┌─ PROVIDED RECORDS
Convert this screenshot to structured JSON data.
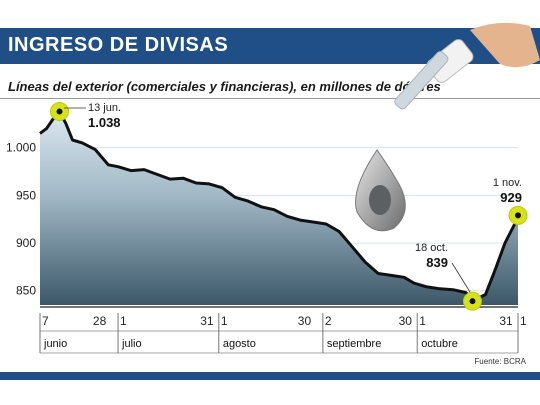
{
  "header": {
    "title": "INGRESO DE DIVISAS"
  },
  "subtitle": "Líneas del exterior (comerciales y financieras), en millones de dólares",
  "source": "Fuente: BCRA",
  "colors": {
    "header_bg": "#1f4f86",
    "line": "#111111",
    "highlight": "#d6e21a",
    "area_top": "#dbe8f1",
    "area_bottom": "#3c5868"
  },
  "chart_data": {
    "type": "area",
    "ylim": [
      835,
      1050
    ],
    "yticks": [
      {
        "value": 1000,
        "label": "1.000"
      },
      {
        "value": 950,
        "label": "950"
      },
      {
        "value": 900,
        "label": "900"
      },
      {
        "value": 850,
        "label": "850"
      }
    ],
    "x_ticks": [
      "7",
      "28",
      "1",
      "31",
      "1",
      "30",
      "2",
      "30",
      "1",
      "31",
      "1"
    ],
    "months": [
      "junio",
      "julio",
      "agosto",
      "septiembre",
      "octubre"
    ],
    "series": [
      {
        "x": [
          "2012-06-07",
          "2012-06-09",
          "2012-06-11",
          "2012-06-13",
          "2012-06-15",
          "2012-06-17",
          "2012-06-20",
          "2012-06-24",
          "2012-06-28",
          "2012-07-01",
          "2012-07-05",
          "2012-07-09",
          "2012-07-13",
          "2012-07-17",
          "2012-07-21",
          "2012-07-25",
          "2012-07-29",
          "2012-08-02",
          "2012-08-06",
          "2012-08-10",
          "2012-08-14",
          "2012-08-18",
          "2012-08-22",
          "2012-08-26",
          "2012-08-30",
          "2012-09-03",
          "2012-09-07",
          "2012-09-11",
          "2012-09-15",
          "2012-09-19",
          "2012-09-23",
          "2012-09-27",
          "2012-09-30",
          "2012-10-04",
          "2012-10-08",
          "2012-10-12",
          "2012-10-16",
          "2012-10-18",
          "2012-10-22",
          "2012-10-25",
          "2012-10-28",
          "2012-10-31",
          "2012-11-01"
        ],
        "values": [
          1015,
          1020,
          1030,
          1038,
          1025,
          1008,
          1005,
          998,
          982,
          980,
          976,
          977,
          972,
          967,
          968,
          963,
          962,
          958,
          948,
          944,
          938,
          935,
          928,
          924,
          922,
          920,
          912,
          896,
          880,
          868,
          866,
          864,
          858,
          854,
          852,
          851,
          848,
          839,
          846,
          872,
          900,
          920,
          929
        ]
      }
    ],
    "annotations": [
      {
        "date": "13 jun.",
        "value": "1.038"
      },
      {
        "date": "18 oct.",
        "value": "839"
      },
      {
        "date": "1 nov.",
        "value": "929"
      }
    ]
  }
}
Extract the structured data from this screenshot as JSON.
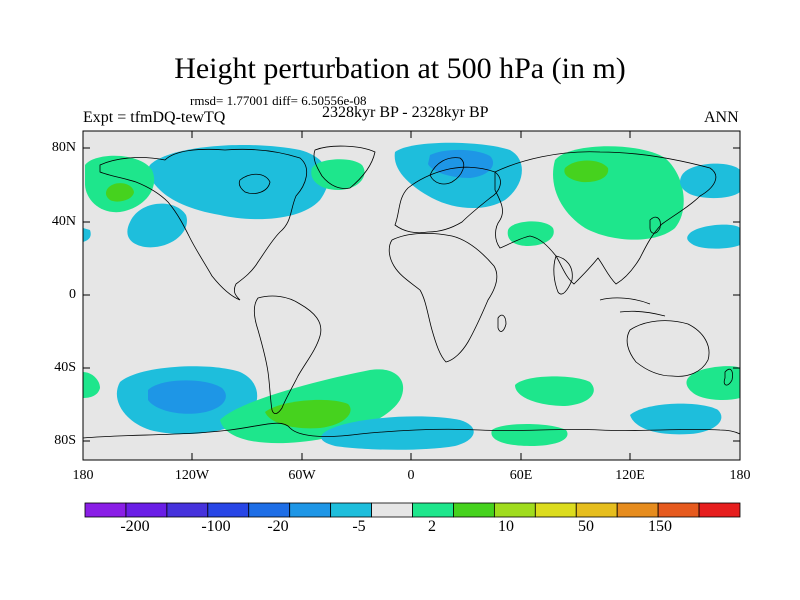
{
  "title": "Height perturbation at 500 hPa (in m)",
  "stats": "rmsd= 1.77001  diff= 6.50556e-08",
  "expt": "Expt = tfmDQ-tewTQ",
  "period": "2328kyr BP - 2328kyr BP",
  "season": "ANN",
  "lat_labels": [
    "80N",
    "40N",
    "0",
    "40S",
    "80S"
  ],
  "lon_labels": [
    "180",
    "120W",
    "60W",
    "0",
    "60E",
    "120E",
    "180"
  ],
  "colorbar": {
    "colors": [
      "#8a1ee6",
      "#6a1ee6",
      "#4632dc",
      "#2846e6",
      "#1e6ee6",
      "#1e96e6",
      "#1ebedc",
      "#e6e6e6",
      "#1ee68c",
      "#46d21e",
      "#a0dc1e",
      "#dcdc1e",
      "#e6be1e",
      "#e68c1e",
      "#e65a1e",
      "#e61e1e"
    ],
    "labels": [
      "-200",
      "-100",
      "-20",
      "-5",
      "2",
      "10",
      "50",
      "150"
    ]
  },
  "colors": {
    "map_background": "#e6e6e6",
    "coast": "#000000",
    "cyan": "#1ebedc",
    "green": "#1ee68c",
    "blue": "#1e96e6",
    "bright_green": "#46d21e"
  }
}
└─
* _WORK REQUIRED_:
Tell how many lines of the data include the word "JSON", and nothing else.

* _FINAL RESULT_:
2